Your task is to output all the records below, word for word.

[Collection entries]
==================================================

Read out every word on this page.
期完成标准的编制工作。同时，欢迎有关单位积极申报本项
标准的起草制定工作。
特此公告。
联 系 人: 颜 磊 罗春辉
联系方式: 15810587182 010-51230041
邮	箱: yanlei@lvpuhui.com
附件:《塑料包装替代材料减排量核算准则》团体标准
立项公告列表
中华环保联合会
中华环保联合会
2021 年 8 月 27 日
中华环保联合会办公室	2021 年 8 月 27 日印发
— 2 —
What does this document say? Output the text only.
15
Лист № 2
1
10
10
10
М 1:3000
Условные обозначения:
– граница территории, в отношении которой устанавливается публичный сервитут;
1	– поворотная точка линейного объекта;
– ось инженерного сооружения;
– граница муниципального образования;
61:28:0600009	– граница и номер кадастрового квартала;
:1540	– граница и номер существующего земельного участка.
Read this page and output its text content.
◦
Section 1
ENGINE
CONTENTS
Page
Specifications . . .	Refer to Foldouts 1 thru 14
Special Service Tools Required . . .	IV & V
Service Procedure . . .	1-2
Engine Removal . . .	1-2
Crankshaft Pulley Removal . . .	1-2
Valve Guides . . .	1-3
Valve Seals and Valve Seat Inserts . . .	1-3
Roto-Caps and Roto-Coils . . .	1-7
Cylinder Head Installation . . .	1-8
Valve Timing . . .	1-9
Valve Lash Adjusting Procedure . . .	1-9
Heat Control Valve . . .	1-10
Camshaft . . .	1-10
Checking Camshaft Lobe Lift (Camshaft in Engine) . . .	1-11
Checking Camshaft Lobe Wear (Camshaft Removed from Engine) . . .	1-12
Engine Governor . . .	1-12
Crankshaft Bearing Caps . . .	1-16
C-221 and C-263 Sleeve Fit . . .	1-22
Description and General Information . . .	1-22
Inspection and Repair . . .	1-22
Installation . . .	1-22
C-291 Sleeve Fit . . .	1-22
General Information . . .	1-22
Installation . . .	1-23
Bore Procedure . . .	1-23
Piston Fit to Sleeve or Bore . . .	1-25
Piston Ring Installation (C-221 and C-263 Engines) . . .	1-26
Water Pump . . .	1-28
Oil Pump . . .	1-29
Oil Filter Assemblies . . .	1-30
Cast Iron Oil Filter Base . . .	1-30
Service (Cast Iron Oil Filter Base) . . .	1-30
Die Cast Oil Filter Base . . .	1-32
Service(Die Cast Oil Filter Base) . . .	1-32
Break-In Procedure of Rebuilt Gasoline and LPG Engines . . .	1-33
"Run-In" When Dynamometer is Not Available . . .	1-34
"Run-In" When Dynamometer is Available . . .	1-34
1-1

==================================================

Answer to the task:
Read out every word on this page.
期完成标准的编制工作。同时，欢迎有关单位积极申报本项
标准的起草制定工作。
特此公告。
联 系 人: 颜 磊 罗春辉
联系方式: 15810587182 010-51230041
邮	箱: yanlei@lvpuhui.com
附件:《塑料包装替代材料减排量核算准则》团体标准
立项公告列表
中华环保联合会
中华环保联合会
2021 年 8 月 27 日
中华环保联合会办公室	2021 年 8 月 27 日印发
— 2 —
What does this document say? Output the text only.
15
Лист № 2
1
10
10
10
М 1:3000
Условные обозначения:
– граница территории, в отношении которой устанавливается публичный сервитут;
1	– поворотная точка линейного объекта;
– ось инженерного сооружения;
– граница муниципального образования;
61:28:0600009	– граница и номер кадастрового квартала;
:1540	– граница и номер существующего земельного участка.
Read this page and output its text content.
◦
Section 1
ENGINE
CONTENTS
Page
Specifications . . .	Refer to Foldouts 1 thru 14
Special Service Tools Required . . .	IV & V
Service Procedure . . .	1-2
Engine Removal . . .	1-2
Crankshaft Pulley Removal . . .	1-2
Valve Guides . . .	1-3
Valve Seals and Valve Seat Inserts . . .	1-3
Roto-Caps and Roto-Coils . . .	1-7
Cylinder Head Installation . . .	1-8
Valve Timing . . .	1-9
Valve Lash Adjusting Procedure . . .	1-9
Heat Control Valve . . .	1-10
Camshaft . . .	1-10
Checking Camshaft Lobe Lift (Camshaft in Engine) . . .	1-11
Checking Camshaft Lobe Wear (Camshaft Removed from Engine) . . .	1-12
Engine Governor . . .	1-12
Crankshaft Bearing Caps . . .	1-16
C-221 and C-263 Sleeve Fit . . .	1-22
Description and General Information . . .	1-22
Inspection and Repair . . .	1-22
Installation . . .	1-22
C-291 Sleeve Fit . . .	1-22
General Information . . .	1-22
Installation . . .	1-23
Bore Procedure . . .	1-23
Piston Fit to Sleeve or Bore . . .	1-25
Piston Ring Installation (C-221 and C-263 Engines) . . .	1-26
Water Pump . . .	1-28
Oil Pump . . .	1-29
Oil Filter Assemblies . . .	1-30
Cast Iron Oil Filter Base . . .	1-30
Service (Cast Iron Oil Filter Base) . . .	1-30
Die Cast Oil Filter Base . . .	1-32
Service(Die Cast Oil Filter Base) . . .	1-32
Break-In Procedure of Rebuilt Gasoline and LPG Engines . . .	1-33
"Run-In" When Dynamometer is Not Available . . .	1-34
"Run-In" When Dynamometer is Available . . .	1-34
1-1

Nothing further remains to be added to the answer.